[START Records shown]
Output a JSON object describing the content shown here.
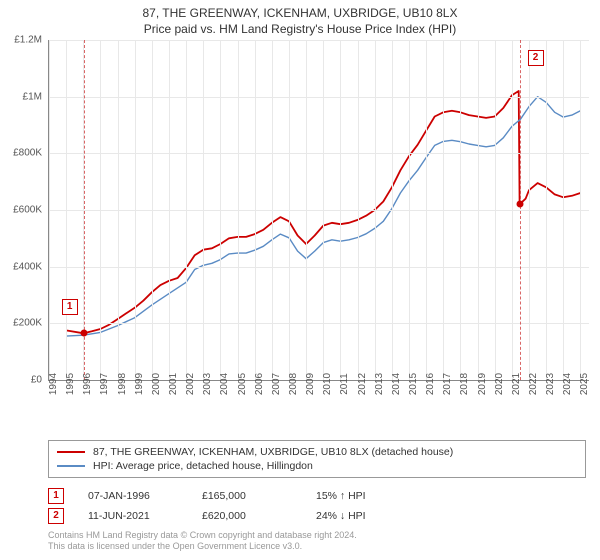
{
  "title_line1": "87, THE GREENWAY, ICKENHAM, UXBRIDGE, UB10 8LX",
  "title_line2": "Price paid vs. HM Land Registry's House Price Index (HPI)",
  "chart": {
    "type": "line",
    "background_color": "#ffffff",
    "grid_color": "#e8e8e8",
    "axis_color": "#888888",
    "x_years": [
      1994,
      1995,
      1996,
      1997,
      1998,
      1999,
      2000,
      2001,
      2002,
      2003,
      2004,
      2005,
      2006,
      2007,
      2008,
      2009,
      2010,
      2011,
      2012,
      2013,
      2014,
      2015,
      2016,
      2017,
      2018,
      2019,
      2020,
      2021,
      2022,
      2023,
      2024,
      2025
    ],
    "x_min": 1994,
    "x_max": 2025.5,
    "y_min": 0,
    "y_max": 1200000,
    "y_ticks": [
      0,
      200000,
      400000,
      600000,
      800000,
      1000000,
      1200000
    ],
    "y_tick_labels": [
      "£0",
      "£200K",
      "£400K",
      "£600K",
      "£800K",
      "£1M",
      "£1.2M"
    ],
    "label_fontsize": 10,
    "series": [
      {
        "name": "property_price",
        "color": "#cc0000",
        "width": 1.8,
        "data": [
          [
            1995.0,
            175000
          ],
          [
            1996.02,
            165000
          ],
          [
            1996.5,
            172000
          ],
          [
            1997.0,
            180000
          ],
          [
            1997.5,
            195000
          ],
          [
            1998.0,
            215000
          ],
          [
            1998.5,
            235000
          ],
          [
            1999.0,
            255000
          ],
          [
            1999.5,
            280000
          ],
          [
            2000.0,
            310000
          ],
          [
            2000.5,
            335000
          ],
          [
            2001.0,
            350000
          ],
          [
            2001.5,
            360000
          ],
          [
            2002.0,
            395000
          ],
          [
            2002.5,
            440000
          ],
          [
            2003.0,
            460000
          ],
          [
            2003.5,
            465000
          ],
          [
            2004.0,
            480000
          ],
          [
            2004.5,
            500000
          ],
          [
            2005.0,
            505000
          ],
          [
            2005.5,
            505000
          ],
          [
            2006.0,
            515000
          ],
          [
            2006.5,
            530000
          ],
          [
            2007.0,
            555000
          ],
          [
            2007.5,
            575000
          ],
          [
            2008.0,
            560000
          ],
          [
            2008.5,
            510000
          ],
          [
            2009.0,
            480000
          ],
          [
            2009.5,
            510000
          ],
          [
            2010.0,
            545000
          ],
          [
            2010.5,
            555000
          ],
          [
            2011.0,
            550000
          ],
          [
            2011.5,
            555000
          ],
          [
            2012.0,
            565000
          ],
          [
            2012.5,
            580000
          ],
          [
            2013.0,
            600000
          ],
          [
            2013.5,
            630000
          ],
          [
            2014.0,
            680000
          ],
          [
            2014.5,
            740000
          ],
          [
            2015.0,
            790000
          ],
          [
            2015.5,
            830000
          ],
          [
            2016.0,
            880000
          ],
          [
            2016.5,
            930000
          ],
          [
            2017.0,
            945000
          ],
          [
            2017.5,
            950000
          ],
          [
            2018.0,
            945000
          ],
          [
            2018.5,
            935000
          ],
          [
            2019.0,
            930000
          ],
          [
            2019.5,
            925000
          ],
          [
            2020.0,
            930000
          ],
          [
            2020.5,
            960000
          ],
          [
            2021.0,
            1005000
          ],
          [
            2021.4,
            1020000
          ],
          [
            2021.45,
            620000
          ],
          [
            2021.8,
            640000
          ],
          [
            2022.0,
            670000
          ],
          [
            2022.5,
            695000
          ],
          [
            2023.0,
            680000
          ],
          [
            2023.5,
            655000
          ],
          [
            2024.0,
            645000
          ],
          [
            2024.5,
            650000
          ],
          [
            2025.0,
            660000
          ]
        ]
      },
      {
        "name": "hpi",
        "color": "#5a8bc4",
        "width": 1.4,
        "data": [
          [
            1995.0,
            155000
          ],
          [
            1996.0,
            158000
          ],
          [
            1997.0,
            168000
          ],
          [
            1998.0,
            192000
          ],
          [
            1999.0,
            220000
          ],
          [
            2000.0,
            265000
          ],
          [
            2001.0,
            305000
          ],
          [
            2002.0,
            345000
          ],
          [
            2002.5,
            390000
          ],
          [
            2003.0,
            405000
          ],
          [
            2003.5,
            412000
          ],
          [
            2004.0,
            425000
          ],
          [
            2004.5,
            445000
          ],
          [
            2005.0,
            448000
          ],
          [
            2005.5,
            448000
          ],
          [
            2006.0,
            458000
          ],
          [
            2006.5,
            472000
          ],
          [
            2007.0,
            495000
          ],
          [
            2007.5,
            515000
          ],
          [
            2008.0,
            502000
          ],
          [
            2008.5,
            455000
          ],
          [
            2009.0,
            428000
          ],
          [
            2009.5,
            455000
          ],
          [
            2010.0,
            485000
          ],
          [
            2010.5,
            495000
          ],
          [
            2011.0,
            490000
          ],
          [
            2011.5,
            495000
          ],
          [
            2012.0,
            503000
          ],
          [
            2012.5,
            516000
          ],
          [
            2013.0,
            535000
          ],
          [
            2013.5,
            560000
          ],
          [
            2014.0,
            605000
          ],
          [
            2014.5,
            660000
          ],
          [
            2015.0,
            703000
          ],
          [
            2015.5,
            740000
          ],
          [
            2016.0,
            785000
          ],
          [
            2016.5,
            828000
          ],
          [
            2017.0,
            842000
          ],
          [
            2017.5,
            846000
          ],
          [
            2018.0,
            841000
          ],
          [
            2018.5,
            833000
          ],
          [
            2019.0,
            828000
          ],
          [
            2019.5,
            823000
          ],
          [
            2020.0,
            828000
          ],
          [
            2020.5,
            855000
          ],
          [
            2021.0,
            895000
          ],
          [
            2021.5,
            920000
          ],
          [
            2022.0,
            965000
          ],
          [
            2022.5,
            1000000
          ],
          [
            2023.0,
            980000
          ],
          [
            2023.5,
            945000
          ],
          [
            2024.0,
            928000
          ],
          [
            2024.5,
            935000
          ],
          [
            2025.0,
            950000
          ]
        ]
      }
    ],
    "markers": [
      {
        "label": "1",
        "x": 1996.02,
        "y": 165000,
        "box_offset_x": -22,
        "box_offset_y": -34
      },
      {
        "label": "2",
        "x": 2021.45,
        "y": 620000,
        "box_offset_x": 8,
        "box_offset_y": -154
      }
    ],
    "vlines": [
      1996.02,
      2021.45
    ]
  },
  "legend": {
    "items": [
      {
        "color": "#cc0000",
        "label": "87, THE GREENWAY, ICKENHAM, UXBRIDGE, UB10 8LX (detached house)"
      },
      {
        "color": "#5a8bc4",
        "label": "HPI: Average price, detached house, Hillingdon"
      }
    ]
  },
  "transactions": [
    {
      "n": "1",
      "date": "07-JAN-1996",
      "price": "£165,000",
      "delta": "15% ↑ HPI"
    },
    {
      "n": "2",
      "date": "11-JUN-2021",
      "price": "£620,000",
      "delta": "24% ↓ HPI"
    }
  ],
  "footer_line1": "Contains HM Land Registry data © Crown copyright and database right 2024.",
  "footer_line2": "This data is licensed under the Open Government Licence v3.0."
}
[END Records shown]
• [Prompt] Except for the pictures, give all the material above again verbatim.

• [Task response]
Output a JSON object describing the content shown here.
{
  "title_line1": "87, THE GREENWAY, ICKENHAM, UXBRIDGE, UB10 8LX",
  "title_line2": "Price paid vs. HM Land Registry's House Price Index (HPI)",
  "chart": {
    "type": "line",
    "background_color": "#ffffff",
    "grid_color": "#e8e8e8",
    "axis_color": "#888888",
    "x_years": [
      1994,
      1995,
      1996,
      1997,
      1998,
      1999,
      2000,
      2001,
      2002,
      2003,
      2004,
      2005,
      2006,
      2007,
      2008,
      2009,
      2010,
      2011,
      2012,
      2013,
      2014,
      2015,
      2016,
      2017,
      2018,
      2019,
      2020,
      2021,
      2022,
      2023,
      2024,
      2025
    ],
    "x_min": 1994,
    "x_max": 2025.5,
    "y_min": 0,
    "y_max": 1200000,
    "y_ticks": [
      0,
      200000,
      400000,
      600000,
      800000,
      1000000,
      1200000
    ],
    "y_tick_labels": [
      "£0",
      "£200K",
      "£400K",
      "£600K",
      "£800K",
      "£1M",
      "£1.2M"
    ],
    "label_fontsize": 10,
    "series": [
      {
        "name": "property_price",
        "color": "#cc0000",
        "width": 1.8,
        "data": [
          [
            1995.0,
            175000
          ],
          [
            1996.02,
            165000
          ],
          [
            1996.5,
            172000
          ],
          [
            1997.0,
            180000
          ],
          [
            1997.5,
            195000
          ],
          [
            1998.0,
            215000
          ],
          [
            1998.5,
            235000
          ],
          [
            1999.0,
            255000
          ],
          [
            1999.5,
            280000
          ],
          [
            2000.0,
            310000
          ],
          [
            2000.5,
            335000
          ],
          [
            2001.0,
            350000
          ],
          [
            2001.5,
            360000
          ],
          [
            2002.0,
            395000
          ],
          [
            2002.5,
            440000
          ],
          [
            2003.0,
            460000
          ],
          [
            2003.5,
            465000
          ],
          [
            2004.0,
            480000
          ],
          [
            2004.5,
            500000
          ],
          [
            2005.0,
            505000
          ],
          [
            2005.5,
            505000
          ],
          [
            2006.0,
            515000
          ],
          [
            2006.5,
            530000
          ],
          [
            2007.0,
            555000
          ],
          [
            2007.5,
            575000
          ],
          [
            2008.0,
            560000
          ],
          [
            2008.5,
            510000
          ],
          [
            2009.0,
            480000
          ],
          [
            2009.5,
            510000
          ],
          [
            2010.0,
            545000
          ],
          [
            2010.5,
            555000
          ],
          [
            2011.0,
            550000
          ],
          [
            2011.5,
            555000
          ],
          [
            2012.0,
            565000
          ],
          [
            2012.5,
            580000
          ],
          [
            2013.0,
            600000
          ],
          [
            2013.5,
            630000
          ],
          [
            2014.0,
            680000
          ],
          [
            2014.5,
            740000
          ],
          [
            2015.0,
            790000
          ],
          [
            2015.5,
            830000
          ],
          [
            2016.0,
            880000
          ],
          [
            2016.5,
            930000
          ],
          [
            2017.0,
            945000
          ],
          [
            2017.5,
            950000
          ],
          [
            2018.0,
            945000
          ],
          [
            2018.5,
            935000
          ],
          [
            2019.0,
            930000
          ],
          [
            2019.5,
            925000
          ],
          [
            2020.0,
            930000
          ],
          [
            2020.5,
            960000
          ],
          [
            2021.0,
            1005000
          ],
          [
            2021.4,
            1020000
          ],
          [
            2021.45,
            620000
          ],
          [
            2021.8,
            640000
          ],
          [
            2022.0,
            670000
          ],
          [
            2022.5,
            695000
          ],
          [
            2023.0,
            680000
          ],
          [
            2023.5,
            655000
          ],
          [
            2024.0,
            645000
          ],
          [
            2024.5,
            650000
          ],
          [
            2025.0,
            660000
          ]
        ]
      },
      {
        "name": "hpi",
        "color": "#5a8bc4",
        "width": 1.4,
        "data": [
          [
            1995.0,
            155000
          ],
          [
            1996.0,
            158000
          ],
          [
            1997.0,
            168000
          ],
          [
            1998.0,
            192000
          ],
          [
            1999.0,
            220000
          ],
          [
            2000.0,
            265000
          ],
          [
            2001.0,
            305000
          ],
          [
            2002.0,
            345000
          ],
          [
            2002.5,
            390000
          ],
          [
            2003.0,
            405000
          ],
          [
            2003.5,
            412000
          ],
          [
            2004.0,
            425000
          ],
          [
            2004.5,
            445000
          ],
          [
            2005.0,
            448000
          ],
          [
            2005.5,
            448000
          ],
          [
            2006.0,
            458000
          ],
          [
            2006.5,
            472000
          ],
          [
            2007.0,
            495000
          ],
          [
            2007.5,
            515000
          ],
          [
            2008.0,
            502000
          ],
          [
            2008.5,
            455000
          ],
          [
            2009.0,
            428000
          ],
          [
            2009.5,
            455000
          ],
          [
            2010.0,
            485000
          ],
          [
            2010.5,
            495000
          ],
          [
            2011.0,
            490000
          ],
          [
            2011.5,
            495000
          ],
          [
            2012.0,
            503000
          ],
          [
            2012.5,
            516000
          ],
          [
            2013.0,
            535000
          ],
          [
            2013.5,
            560000
          ],
          [
            2014.0,
            605000
          ],
          [
            2014.5,
            660000
          ],
          [
            2015.0,
            703000
          ],
          [
            2015.5,
            740000
          ],
          [
            2016.0,
            785000
          ],
          [
            2016.5,
            828000
          ],
          [
            2017.0,
            842000
          ],
          [
            2017.5,
            846000
          ],
          [
            2018.0,
            841000
          ],
          [
            2018.5,
            833000
          ],
          [
            2019.0,
            828000
          ],
          [
            2019.5,
            823000
          ],
          [
            2020.0,
            828000
          ],
          [
            2020.5,
            855000
          ],
          [
            2021.0,
            895000
          ],
          [
            2021.5,
            920000
          ],
          [
            2022.0,
            965000
          ],
          [
            2022.5,
            1000000
          ],
          [
            2023.0,
            980000
          ],
          [
            2023.5,
            945000
          ],
          [
            2024.0,
            928000
          ],
          [
            2024.5,
            935000
          ],
          [
            2025.0,
            950000
          ]
        ]
      }
    ],
    "markers": [
      {
        "label": "1",
        "x": 1996.02,
        "y": 165000,
        "box_offset_x": -22,
        "box_offset_y": -34
      },
      {
        "label": "2",
        "x": 2021.45,
        "y": 620000,
        "box_offset_x": 8,
        "box_offset_y": -154
      }
    ],
    "vlines": [
      1996.02,
      2021.45
    ]
  },
  "legend": {
    "items": [
      {
        "color": "#cc0000",
        "label": "87, THE GREENWAY, ICKENHAM, UXBRIDGE, UB10 8LX (detached house)"
      },
      {
        "color": "#5a8bc4",
        "label": "HPI: Average price, detached house, Hillingdon"
      }
    ]
  },
  "transactions": [
    {
      "n": "1",
      "date": "07-JAN-1996",
      "price": "£165,000",
      "delta": "15% ↑ HPI"
    },
    {
      "n": "2",
      "date": "11-JUN-2021",
      "price": "£620,000",
      "delta": "24% ↓ HPI"
    }
  ],
  "footer_line1": "Contains HM Land Registry data © Crown copyright and database right 2024.",
  "footer_line2": "This data is licensed under the Open Government Licence v3.0."
}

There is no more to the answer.